## Problem description
Repeat every record exactly, but keep images out of the copy.

* begin *

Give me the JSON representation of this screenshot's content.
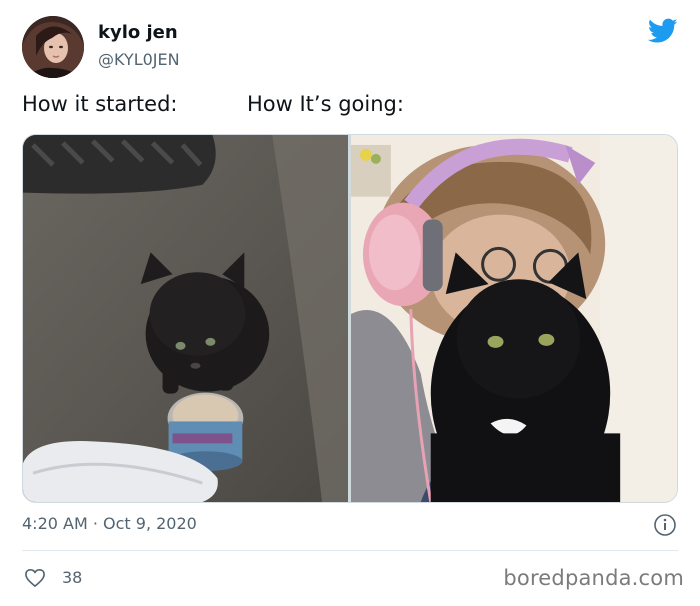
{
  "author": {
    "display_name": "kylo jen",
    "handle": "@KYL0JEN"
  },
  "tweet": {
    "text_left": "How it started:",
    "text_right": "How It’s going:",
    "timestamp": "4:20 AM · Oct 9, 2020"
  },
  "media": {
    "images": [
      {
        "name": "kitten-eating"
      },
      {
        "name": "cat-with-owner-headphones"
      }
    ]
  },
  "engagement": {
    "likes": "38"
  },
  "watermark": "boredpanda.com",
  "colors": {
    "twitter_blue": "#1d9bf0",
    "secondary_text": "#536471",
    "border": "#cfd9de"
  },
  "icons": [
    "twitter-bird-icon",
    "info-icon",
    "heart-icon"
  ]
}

* end *

## Written solution
Give me the JSON representation of this screenshot's content.
{
  "author": {
    "display_name": "kylo jen",
    "handle": "@KYL0JEN"
  },
  "tweet": {
    "text_left": "How it started:",
    "text_right": "How It’s going:",
    "timestamp": "4:20 AM · Oct 9, 2020"
  },
  "media": {
    "images": [
      {
        "name": "kitten-eating"
      },
      {
        "name": "cat-with-owner-headphones"
      }
    ]
  },
  "engagement": {
    "likes": "38"
  },
  "watermark": "boredpanda.com",
  "colors": {
    "twitter_blue": "#1d9bf0",
    "secondary_text": "#536471",
    "border": "#cfd9de"
  },
  "icons": [
    "twitter-bird-icon",
    "info-icon",
    "heart-icon"
  ]
}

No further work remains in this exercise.